Written request: Each entry below is to be duplicated verbatim.

Dataset content:
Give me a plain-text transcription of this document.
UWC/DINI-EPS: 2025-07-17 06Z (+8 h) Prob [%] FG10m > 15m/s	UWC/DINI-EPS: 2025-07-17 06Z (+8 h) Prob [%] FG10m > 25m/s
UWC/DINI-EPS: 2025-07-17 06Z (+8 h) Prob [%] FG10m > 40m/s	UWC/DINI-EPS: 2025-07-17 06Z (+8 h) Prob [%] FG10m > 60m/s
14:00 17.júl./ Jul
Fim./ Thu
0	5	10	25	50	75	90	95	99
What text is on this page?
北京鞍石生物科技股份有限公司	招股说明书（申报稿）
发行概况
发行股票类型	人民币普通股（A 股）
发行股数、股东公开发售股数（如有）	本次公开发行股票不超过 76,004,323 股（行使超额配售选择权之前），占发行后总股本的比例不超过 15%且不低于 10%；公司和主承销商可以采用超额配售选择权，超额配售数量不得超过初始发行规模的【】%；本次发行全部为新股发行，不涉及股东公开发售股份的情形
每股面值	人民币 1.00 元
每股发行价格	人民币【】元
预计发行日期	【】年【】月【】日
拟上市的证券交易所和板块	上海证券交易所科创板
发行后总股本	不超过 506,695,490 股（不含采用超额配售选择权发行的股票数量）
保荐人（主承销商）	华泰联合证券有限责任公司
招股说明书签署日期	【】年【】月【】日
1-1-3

Exercise answer:
Give me a plain-text transcription of this document.
UWC/DINI-EPS: 2025-07-17 06Z (+8 h) Prob [%] FG10m > 15m/s	UWC/DINI-EPS: 2025-07-17 06Z (+8 h) Prob [%] FG10m > 25m/s
UWC/DINI-EPS: 2025-07-17 06Z (+8 h) Prob [%] FG10m > 40m/s	UWC/DINI-EPS: 2025-07-17 06Z (+8 h) Prob [%] FG10m > 60m/s
14:00 17.júl./ Jul
Fim./ Thu
0	5	10	25	50	75	90	95	99
What text is on this page?
北京鞍石生物科技股份有限公司	招股说明书（申报稿）
发行概况
发行股票类型	人民币普通股（A 股）
发行股数、股东公开发售股数（如有）	本次公开发行股票不超过 76,004,323 股（行使超额配售选择权之前），占发行后总股本的比例不超过 15%且不低于 10%；公司和主承销商可以采用超额配售选择权，超额配售数量不得超过初始发行规模的【】%；本次发行全部为新股发行，不涉及股东公开发售股份的情形
每股面值	人民币 1.00 元
每股发行价格	人民币【】元
预计发行日期	【】年【】月【】日
拟上市的证券交易所和板块	上海证券交易所科创板
发行后总股本	不超过 506,695,490 股（不含采用超额配售选择权发行的股票数量）
保荐人（主承销商）	华泰联合证券有限责任公司
招股说明书签署日期	【】年【】月【】日
1-1-3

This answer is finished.